* WHAT YOU WILL DO *
Using the listing below, extract each line that has the word "data" in it.

* INPUT *
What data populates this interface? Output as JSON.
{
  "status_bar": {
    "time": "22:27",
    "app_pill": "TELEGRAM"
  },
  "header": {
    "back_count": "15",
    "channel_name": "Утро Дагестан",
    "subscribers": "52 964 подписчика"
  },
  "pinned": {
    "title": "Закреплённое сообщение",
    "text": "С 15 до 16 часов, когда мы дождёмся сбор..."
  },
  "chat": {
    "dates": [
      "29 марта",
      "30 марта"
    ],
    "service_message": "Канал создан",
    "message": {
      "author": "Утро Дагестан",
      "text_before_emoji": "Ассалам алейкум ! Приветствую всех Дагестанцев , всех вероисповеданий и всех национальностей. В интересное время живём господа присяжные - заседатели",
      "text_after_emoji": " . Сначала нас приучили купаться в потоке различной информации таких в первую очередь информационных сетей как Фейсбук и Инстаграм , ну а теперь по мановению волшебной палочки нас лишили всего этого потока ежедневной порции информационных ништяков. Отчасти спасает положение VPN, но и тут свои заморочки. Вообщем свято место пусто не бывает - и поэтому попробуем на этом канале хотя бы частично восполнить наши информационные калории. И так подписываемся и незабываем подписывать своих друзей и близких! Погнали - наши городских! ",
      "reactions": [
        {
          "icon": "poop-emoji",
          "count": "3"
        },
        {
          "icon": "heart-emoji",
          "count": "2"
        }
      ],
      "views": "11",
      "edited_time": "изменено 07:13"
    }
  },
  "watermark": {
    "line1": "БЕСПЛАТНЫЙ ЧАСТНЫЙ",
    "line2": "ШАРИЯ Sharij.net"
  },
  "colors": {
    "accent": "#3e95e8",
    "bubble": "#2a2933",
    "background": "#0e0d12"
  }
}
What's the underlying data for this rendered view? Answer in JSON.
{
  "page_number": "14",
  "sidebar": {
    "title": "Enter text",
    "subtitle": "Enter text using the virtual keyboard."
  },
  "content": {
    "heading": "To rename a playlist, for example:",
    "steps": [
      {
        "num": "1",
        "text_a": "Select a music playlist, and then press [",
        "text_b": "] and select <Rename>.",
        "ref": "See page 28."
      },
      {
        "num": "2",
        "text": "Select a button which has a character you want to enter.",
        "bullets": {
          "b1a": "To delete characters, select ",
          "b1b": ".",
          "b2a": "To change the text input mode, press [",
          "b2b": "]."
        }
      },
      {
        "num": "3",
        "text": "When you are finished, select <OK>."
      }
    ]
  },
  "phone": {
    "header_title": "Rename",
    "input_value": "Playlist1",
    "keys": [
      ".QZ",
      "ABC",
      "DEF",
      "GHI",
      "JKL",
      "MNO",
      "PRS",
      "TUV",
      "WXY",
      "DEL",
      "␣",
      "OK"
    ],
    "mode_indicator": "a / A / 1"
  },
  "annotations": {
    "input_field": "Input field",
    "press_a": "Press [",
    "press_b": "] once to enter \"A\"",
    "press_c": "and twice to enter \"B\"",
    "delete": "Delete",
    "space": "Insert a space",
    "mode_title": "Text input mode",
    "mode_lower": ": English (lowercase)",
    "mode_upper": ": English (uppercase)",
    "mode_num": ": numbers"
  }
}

* FINAL ANSWER *
What data populates this interface? Output as JSON.
What's the underlying data for this rendered view? Answer in JSON.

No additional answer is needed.